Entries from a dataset

---

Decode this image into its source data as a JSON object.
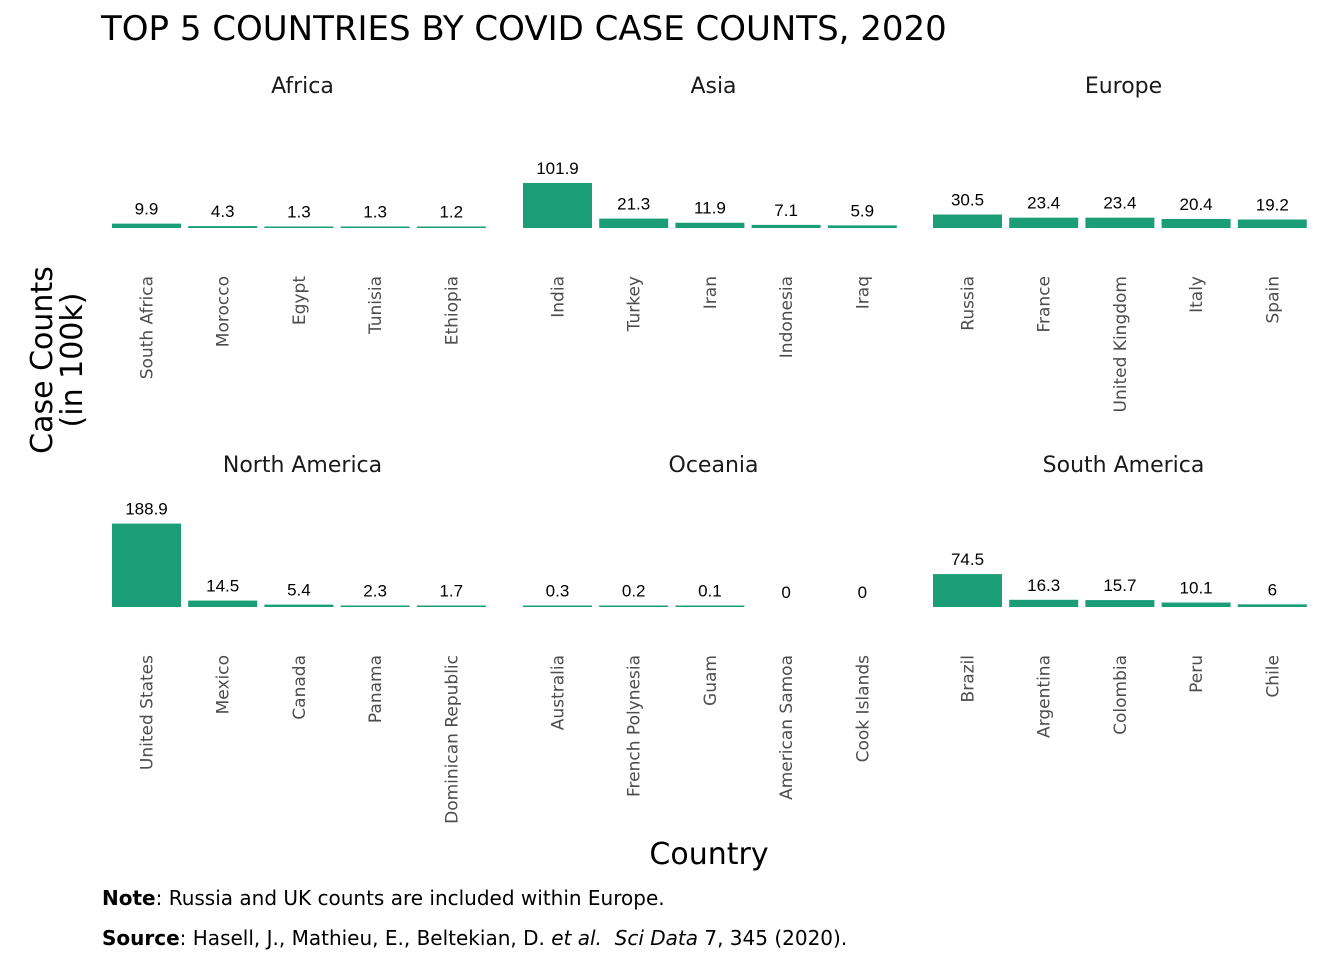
{
  "chart_data": {
    "type": "bar",
    "title": "TOP 5 COUNTRIES BY COVID CASE COUNTS, 2020",
    "xlabel": "Country",
    "ylabel": [
      "Case Counts",
      "(in 100k)"
    ],
    "bar_color": "#1b9e77",
    "ylim": [
      0,
      190
    ],
    "facets": [
      {
        "name": "Africa",
        "categories": [
          "South Africa",
          "Morocco",
          "Egypt",
          "Tunisia",
          "Ethiopia"
        ],
        "values": [
          9.9,
          4.3,
          1.3,
          1.3,
          1.2
        ]
      },
      {
        "name": "Asia",
        "categories": [
          "India",
          "Turkey",
          "Iran",
          "Indonesia",
          "Iraq"
        ],
        "values": [
          101.9,
          21.3,
          11.9,
          7.1,
          5.9
        ]
      },
      {
        "name": "Europe",
        "categories": [
          "Russia",
          "France",
          "United Kingdom",
          "Italy",
          "Spain"
        ],
        "values": [
          30.5,
          23.4,
          23.4,
          20.4,
          19.2
        ]
      },
      {
        "name": "North America",
        "categories": [
          "United States",
          "Mexico",
          "Canada",
          "Panama",
          "Dominican Republic"
        ],
        "values": [
          188.9,
          14.5,
          5.4,
          2.3,
          1.7
        ]
      },
      {
        "name": "Oceania",
        "categories": [
          "Australia",
          "French Polynesia",
          "Guam",
          "American Samoa",
          "Cook Islands"
        ],
        "values": [
          0.3,
          0.2,
          0.1,
          0,
          0
        ]
      },
      {
        "name": "South America",
        "categories": [
          "Brazil",
          "Argentina",
          "Colombia",
          "Peru",
          "Chile"
        ],
        "values": [
          74.5,
          16.3,
          15.7,
          10.1,
          6
        ]
      }
    ]
  },
  "notes": {
    "note_label": "Note",
    "note_text": ": Russia and UK counts are included within Europe.",
    "source_label": "Source",
    "source_authors": ": Hasell, J., Mathieu, E., Beltekian, D. ",
    "source_etal": "et al.",
    "source_journal": "Sci Data",
    "source_rest": " 7, 345 (2020)."
  }
}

---

- Instructions for the task: Transcribe each entry above exactly, apart from the pictures.

- Answer to this task:
Decode this image into its source data as a JSON object.
{
  "chart_data": {
    "type": "bar",
    "title": "TOP 5 COUNTRIES BY COVID CASE COUNTS, 2020",
    "xlabel": "Country",
    "ylabel": [
      "Case Counts",
      "(in 100k)"
    ],
    "bar_color": "#1b9e77",
    "ylim": [
      0,
      190
    ],
    "facets": [
      {
        "name": "Africa",
        "categories": [
          "South Africa",
          "Morocco",
          "Egypt",
          "Tunisia",
          "Ethiopia"
        ],
        "values": [
          9.9,
          4.3,
          1.3,
          1.3,
          1.2
        ]
      },
      {
        "name": "Asia",
        "categories": [
          "India",
          "Turkey",
          "Iran",
          "Indonesia",
          "Iraq"
        ],
        "values": [
          101.9,
          21.3,
          11.9,
          7.1,
          5.9
        ]
      },
      {
        "name": "Europe",
        "categories": [
          "Russia",
          "France",
          "United Kingdom",
          "Italy",
          "Spain"
        ],
        "values": [
          30.5,
          23.4,
          23.4,
          20.4,
          19.2
        ]
      },
      {
        "name": "North America",
        "categories": [
          "United States",
          "Mexico",
          "Canada",
          "Panama",
          "Dominican Republic"
        ],
        "values": [
          188.9,
          14.5,
          5.4,
          2.3,
          1.7
        ]
      },
      {
        "name": "Oceania",
        "categories": [
          "Australia",
          "French Polynesia",
          "Guam",
          "American Samoa",
          "Cook Islands"
        ],
        "values": [
          0.3,
          0.2,
          0.1,
          0,
          0
        ]
      },
      {
        "name": "South America",
        "categories": [
          "Brazil",
          "Argentina",
          "Colombia",
          "Peru",
          "Chile"
        ],
        "values": [
          74.5,
          16.3,
          15.7,
          10.1,
          6
        ]
      }
    ]
  },
  "notes": {
    "note_label": "Note",
    "note_text": ": Russia and UK counts are included within Europe.",
    "source_label": "Source",
    "source_authors": ": Hasell, J., Mathieu, E., Beltekian, D. ",
    "source_etal": "et al.",
    "source_journal": "Sci Data",
    "source_rest": " 7, 345 (2020)."
  }
}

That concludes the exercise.